-- START --
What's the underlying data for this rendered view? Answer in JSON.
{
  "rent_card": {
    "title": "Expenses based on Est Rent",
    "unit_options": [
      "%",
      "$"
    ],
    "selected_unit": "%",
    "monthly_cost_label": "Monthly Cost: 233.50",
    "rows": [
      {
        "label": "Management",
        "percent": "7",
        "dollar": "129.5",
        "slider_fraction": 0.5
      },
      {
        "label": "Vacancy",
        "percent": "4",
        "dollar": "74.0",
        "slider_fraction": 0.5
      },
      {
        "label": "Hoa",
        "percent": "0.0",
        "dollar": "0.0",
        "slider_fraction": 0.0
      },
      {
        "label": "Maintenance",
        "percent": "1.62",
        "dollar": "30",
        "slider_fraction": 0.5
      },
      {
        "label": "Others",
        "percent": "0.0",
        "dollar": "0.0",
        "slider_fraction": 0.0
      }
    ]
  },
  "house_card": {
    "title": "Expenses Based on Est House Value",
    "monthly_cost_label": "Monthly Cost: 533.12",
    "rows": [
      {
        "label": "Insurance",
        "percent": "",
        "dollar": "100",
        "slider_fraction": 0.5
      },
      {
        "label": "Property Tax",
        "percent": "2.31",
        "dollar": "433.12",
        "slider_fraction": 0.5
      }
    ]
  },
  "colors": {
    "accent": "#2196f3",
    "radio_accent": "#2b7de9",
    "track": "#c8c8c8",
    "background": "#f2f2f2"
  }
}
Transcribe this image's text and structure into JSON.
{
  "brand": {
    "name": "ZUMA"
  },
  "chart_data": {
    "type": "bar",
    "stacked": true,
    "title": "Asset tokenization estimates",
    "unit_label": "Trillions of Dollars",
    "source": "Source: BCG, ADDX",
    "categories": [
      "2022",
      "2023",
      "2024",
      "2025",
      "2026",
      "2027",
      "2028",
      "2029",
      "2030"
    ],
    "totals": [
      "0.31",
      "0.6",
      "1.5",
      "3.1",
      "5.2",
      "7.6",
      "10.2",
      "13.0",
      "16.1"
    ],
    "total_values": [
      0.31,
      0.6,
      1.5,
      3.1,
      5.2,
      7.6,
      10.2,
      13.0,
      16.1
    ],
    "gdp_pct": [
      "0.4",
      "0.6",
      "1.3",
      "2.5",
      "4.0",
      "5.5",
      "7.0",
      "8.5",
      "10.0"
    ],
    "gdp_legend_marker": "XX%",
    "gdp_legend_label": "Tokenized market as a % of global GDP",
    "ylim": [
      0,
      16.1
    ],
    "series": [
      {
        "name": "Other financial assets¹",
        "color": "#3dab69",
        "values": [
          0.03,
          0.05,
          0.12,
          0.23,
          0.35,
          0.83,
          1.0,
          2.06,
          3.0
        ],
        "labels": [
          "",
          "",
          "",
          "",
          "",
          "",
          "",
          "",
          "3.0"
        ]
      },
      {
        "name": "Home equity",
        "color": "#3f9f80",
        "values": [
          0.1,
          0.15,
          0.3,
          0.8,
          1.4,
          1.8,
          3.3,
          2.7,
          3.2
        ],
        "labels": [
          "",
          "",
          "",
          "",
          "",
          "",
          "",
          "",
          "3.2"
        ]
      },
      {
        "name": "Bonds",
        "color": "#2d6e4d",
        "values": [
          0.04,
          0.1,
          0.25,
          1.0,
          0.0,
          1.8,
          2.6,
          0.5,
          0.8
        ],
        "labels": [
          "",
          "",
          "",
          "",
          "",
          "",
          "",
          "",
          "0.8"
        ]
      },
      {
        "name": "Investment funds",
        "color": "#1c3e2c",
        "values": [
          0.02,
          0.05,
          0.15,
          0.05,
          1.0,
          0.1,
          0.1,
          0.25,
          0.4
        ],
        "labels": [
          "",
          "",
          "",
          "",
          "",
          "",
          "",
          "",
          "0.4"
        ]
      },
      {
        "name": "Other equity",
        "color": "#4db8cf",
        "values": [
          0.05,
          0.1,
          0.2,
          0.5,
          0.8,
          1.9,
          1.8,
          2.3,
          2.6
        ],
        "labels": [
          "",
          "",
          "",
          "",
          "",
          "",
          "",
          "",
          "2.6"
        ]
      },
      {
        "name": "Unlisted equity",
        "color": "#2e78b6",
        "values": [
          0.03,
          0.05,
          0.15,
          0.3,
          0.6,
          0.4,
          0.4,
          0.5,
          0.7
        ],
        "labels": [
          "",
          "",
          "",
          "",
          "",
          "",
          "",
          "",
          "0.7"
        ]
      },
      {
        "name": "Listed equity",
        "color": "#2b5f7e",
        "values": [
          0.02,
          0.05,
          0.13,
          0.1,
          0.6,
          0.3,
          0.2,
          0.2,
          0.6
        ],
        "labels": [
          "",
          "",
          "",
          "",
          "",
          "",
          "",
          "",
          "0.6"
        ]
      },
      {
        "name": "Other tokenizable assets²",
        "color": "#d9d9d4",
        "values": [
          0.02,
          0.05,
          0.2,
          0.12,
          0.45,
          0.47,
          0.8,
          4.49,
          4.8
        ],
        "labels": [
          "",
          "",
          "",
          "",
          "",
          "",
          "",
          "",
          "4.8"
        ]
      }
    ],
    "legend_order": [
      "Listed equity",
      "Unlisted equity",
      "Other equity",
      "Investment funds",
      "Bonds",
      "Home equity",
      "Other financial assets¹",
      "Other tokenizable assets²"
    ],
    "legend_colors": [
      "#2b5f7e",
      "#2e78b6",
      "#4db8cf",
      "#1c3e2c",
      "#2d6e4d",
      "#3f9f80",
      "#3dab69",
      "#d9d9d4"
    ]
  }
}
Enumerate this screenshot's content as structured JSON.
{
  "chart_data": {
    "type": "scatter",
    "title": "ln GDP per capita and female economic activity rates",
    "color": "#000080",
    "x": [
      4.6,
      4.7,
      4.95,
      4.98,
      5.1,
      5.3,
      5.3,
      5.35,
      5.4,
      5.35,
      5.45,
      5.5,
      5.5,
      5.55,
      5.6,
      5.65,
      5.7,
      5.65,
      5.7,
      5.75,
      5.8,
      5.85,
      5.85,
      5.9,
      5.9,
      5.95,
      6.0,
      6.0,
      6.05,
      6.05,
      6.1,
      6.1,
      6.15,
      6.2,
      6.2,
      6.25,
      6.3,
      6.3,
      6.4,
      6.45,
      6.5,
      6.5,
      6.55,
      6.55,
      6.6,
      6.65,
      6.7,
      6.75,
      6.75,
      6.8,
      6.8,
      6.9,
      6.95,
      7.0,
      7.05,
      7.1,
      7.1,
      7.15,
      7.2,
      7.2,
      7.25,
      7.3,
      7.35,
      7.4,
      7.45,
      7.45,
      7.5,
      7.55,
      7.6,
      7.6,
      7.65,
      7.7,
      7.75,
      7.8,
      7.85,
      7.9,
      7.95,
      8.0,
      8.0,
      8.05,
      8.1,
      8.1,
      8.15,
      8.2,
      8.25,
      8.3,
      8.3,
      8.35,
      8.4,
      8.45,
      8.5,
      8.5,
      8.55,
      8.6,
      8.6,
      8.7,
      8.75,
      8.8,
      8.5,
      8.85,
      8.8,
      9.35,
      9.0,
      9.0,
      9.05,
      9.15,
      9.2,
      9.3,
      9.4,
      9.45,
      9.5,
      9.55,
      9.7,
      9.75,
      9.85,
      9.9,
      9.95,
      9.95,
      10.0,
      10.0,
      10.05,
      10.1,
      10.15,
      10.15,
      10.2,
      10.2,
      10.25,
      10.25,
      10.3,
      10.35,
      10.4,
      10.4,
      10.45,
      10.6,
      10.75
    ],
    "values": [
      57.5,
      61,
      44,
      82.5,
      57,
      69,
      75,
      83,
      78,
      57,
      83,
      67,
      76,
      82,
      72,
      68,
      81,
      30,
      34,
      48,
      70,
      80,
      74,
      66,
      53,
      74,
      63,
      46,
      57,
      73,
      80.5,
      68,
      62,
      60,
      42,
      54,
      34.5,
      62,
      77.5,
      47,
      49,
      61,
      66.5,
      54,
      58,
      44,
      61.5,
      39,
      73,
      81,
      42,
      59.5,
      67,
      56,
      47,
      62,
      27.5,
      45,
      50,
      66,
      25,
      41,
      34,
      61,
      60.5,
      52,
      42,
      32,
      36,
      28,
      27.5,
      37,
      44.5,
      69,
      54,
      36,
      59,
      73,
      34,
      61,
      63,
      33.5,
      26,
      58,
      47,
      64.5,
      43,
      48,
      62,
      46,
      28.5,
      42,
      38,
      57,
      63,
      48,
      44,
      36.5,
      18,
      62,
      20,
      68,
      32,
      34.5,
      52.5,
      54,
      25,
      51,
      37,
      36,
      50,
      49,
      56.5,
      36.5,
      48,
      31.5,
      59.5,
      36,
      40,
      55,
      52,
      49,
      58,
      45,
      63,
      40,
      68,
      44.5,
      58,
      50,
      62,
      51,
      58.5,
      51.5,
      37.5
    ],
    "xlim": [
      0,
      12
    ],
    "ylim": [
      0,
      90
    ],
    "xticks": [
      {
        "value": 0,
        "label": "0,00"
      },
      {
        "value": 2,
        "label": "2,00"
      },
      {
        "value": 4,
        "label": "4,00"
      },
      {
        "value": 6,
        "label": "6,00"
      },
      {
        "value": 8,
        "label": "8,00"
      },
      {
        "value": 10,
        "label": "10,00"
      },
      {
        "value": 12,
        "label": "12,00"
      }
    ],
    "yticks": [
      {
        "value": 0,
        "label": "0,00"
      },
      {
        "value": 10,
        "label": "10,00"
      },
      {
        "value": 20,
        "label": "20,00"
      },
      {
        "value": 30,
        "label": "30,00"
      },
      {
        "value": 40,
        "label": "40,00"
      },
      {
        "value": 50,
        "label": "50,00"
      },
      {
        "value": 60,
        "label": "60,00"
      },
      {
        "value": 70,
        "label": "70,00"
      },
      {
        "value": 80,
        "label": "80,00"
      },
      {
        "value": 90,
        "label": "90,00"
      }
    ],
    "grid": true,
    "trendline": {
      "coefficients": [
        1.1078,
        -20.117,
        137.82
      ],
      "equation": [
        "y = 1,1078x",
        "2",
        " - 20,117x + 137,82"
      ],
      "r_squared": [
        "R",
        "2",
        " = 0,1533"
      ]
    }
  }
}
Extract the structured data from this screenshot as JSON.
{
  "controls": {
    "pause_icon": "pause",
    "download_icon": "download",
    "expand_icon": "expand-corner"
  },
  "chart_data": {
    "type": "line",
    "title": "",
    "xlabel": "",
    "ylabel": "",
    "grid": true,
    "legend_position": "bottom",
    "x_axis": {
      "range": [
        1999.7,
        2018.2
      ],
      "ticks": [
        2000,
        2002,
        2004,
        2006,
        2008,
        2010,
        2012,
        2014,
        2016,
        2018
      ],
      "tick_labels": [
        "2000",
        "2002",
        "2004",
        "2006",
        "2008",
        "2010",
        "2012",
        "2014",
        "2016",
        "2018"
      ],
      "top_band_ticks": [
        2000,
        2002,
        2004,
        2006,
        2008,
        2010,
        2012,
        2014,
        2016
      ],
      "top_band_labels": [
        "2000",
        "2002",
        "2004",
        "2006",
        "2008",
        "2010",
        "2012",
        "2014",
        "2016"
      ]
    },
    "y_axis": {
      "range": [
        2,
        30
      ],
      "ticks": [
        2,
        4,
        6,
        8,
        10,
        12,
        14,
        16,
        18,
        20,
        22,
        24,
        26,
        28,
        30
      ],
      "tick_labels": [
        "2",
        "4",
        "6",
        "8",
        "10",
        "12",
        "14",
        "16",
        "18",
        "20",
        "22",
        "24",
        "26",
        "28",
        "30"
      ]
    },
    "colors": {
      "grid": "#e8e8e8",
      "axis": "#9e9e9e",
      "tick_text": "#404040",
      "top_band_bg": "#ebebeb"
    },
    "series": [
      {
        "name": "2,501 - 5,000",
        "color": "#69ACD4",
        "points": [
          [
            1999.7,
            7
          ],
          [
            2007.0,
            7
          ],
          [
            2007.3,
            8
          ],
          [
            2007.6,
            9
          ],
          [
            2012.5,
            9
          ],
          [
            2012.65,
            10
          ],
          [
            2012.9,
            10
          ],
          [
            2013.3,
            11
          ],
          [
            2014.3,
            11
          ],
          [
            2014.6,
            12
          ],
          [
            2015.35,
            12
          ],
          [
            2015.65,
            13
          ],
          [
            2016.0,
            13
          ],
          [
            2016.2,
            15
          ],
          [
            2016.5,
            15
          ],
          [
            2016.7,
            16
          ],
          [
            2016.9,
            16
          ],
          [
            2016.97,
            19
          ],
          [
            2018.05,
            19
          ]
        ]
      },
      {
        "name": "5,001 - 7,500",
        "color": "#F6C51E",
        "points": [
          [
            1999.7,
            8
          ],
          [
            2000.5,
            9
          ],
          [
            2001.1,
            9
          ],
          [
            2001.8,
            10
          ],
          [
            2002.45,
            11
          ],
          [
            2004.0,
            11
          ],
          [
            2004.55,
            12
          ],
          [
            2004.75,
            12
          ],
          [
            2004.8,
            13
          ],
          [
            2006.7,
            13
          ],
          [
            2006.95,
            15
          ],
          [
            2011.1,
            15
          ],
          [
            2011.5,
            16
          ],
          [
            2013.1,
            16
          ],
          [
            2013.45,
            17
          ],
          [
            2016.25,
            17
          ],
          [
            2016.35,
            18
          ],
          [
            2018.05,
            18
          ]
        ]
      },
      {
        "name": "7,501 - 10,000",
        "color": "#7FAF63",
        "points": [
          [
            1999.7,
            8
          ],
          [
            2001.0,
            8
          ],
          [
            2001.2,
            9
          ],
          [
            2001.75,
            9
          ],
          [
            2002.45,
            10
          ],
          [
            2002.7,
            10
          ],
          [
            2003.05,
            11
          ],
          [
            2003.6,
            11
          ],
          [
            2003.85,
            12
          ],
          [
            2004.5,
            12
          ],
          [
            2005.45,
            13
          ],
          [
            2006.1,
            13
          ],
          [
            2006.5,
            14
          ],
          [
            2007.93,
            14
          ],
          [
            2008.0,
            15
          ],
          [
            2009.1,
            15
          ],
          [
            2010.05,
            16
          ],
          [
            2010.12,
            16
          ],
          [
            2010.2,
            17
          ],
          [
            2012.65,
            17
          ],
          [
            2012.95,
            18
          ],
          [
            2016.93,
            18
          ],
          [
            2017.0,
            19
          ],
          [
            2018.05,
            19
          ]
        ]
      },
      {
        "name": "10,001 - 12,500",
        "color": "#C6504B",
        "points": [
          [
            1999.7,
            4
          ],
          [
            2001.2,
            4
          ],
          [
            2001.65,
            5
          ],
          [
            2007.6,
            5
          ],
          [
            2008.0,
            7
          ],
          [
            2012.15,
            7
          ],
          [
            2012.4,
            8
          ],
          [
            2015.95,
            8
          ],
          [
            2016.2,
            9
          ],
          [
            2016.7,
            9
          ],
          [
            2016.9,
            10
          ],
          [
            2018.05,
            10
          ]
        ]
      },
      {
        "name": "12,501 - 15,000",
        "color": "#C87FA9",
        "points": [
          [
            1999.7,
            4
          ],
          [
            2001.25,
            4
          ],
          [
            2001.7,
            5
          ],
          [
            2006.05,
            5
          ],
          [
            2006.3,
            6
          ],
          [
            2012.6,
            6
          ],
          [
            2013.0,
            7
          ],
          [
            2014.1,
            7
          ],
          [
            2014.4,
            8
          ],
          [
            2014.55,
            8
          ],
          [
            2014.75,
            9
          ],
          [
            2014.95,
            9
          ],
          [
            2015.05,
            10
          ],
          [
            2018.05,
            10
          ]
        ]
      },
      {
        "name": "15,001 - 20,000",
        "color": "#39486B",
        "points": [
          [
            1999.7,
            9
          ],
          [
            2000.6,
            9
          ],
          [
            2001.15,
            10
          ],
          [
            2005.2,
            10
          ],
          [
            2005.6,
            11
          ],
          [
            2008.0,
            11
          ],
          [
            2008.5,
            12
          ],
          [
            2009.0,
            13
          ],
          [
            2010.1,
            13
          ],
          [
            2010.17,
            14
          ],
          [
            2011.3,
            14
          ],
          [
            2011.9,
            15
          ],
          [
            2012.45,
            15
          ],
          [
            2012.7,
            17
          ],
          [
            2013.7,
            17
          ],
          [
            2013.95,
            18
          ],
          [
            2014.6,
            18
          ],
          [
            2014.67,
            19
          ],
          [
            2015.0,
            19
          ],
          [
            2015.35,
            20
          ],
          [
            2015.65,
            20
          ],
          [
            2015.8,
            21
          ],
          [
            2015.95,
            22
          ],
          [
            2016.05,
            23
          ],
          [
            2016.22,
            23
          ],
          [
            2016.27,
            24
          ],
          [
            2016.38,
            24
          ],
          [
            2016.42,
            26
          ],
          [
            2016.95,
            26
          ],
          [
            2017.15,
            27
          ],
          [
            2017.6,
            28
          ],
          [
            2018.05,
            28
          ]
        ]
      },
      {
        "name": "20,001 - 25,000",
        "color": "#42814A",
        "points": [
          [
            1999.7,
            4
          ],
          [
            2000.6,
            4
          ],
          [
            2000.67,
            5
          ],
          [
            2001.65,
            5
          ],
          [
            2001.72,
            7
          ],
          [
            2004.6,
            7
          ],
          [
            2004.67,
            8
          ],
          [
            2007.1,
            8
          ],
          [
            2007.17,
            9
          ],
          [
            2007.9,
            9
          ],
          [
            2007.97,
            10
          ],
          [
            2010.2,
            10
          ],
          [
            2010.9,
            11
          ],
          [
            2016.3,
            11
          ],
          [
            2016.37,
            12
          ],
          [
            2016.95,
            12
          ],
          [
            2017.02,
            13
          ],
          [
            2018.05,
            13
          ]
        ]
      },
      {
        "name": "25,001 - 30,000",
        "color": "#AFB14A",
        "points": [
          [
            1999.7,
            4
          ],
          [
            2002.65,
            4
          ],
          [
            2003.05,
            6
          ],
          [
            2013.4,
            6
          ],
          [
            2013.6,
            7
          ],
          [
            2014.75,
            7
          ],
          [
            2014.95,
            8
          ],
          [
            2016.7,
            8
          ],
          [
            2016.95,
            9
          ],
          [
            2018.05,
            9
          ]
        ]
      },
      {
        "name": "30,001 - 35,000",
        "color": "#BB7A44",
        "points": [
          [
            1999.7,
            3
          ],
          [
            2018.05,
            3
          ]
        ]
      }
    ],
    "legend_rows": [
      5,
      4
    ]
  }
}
-- END --
## PROMPT
Copy whichever lines in the listing above contain the word "equity".

## EXERCISE RESPONSE
        "name": "Home equity",
        "name": "Other equity",
        "name": "Unlisted equity",
        "name": "Listed equity",
      "Listed equity",
      "Unlisted equity",
      "Other equity",
      "Home equity",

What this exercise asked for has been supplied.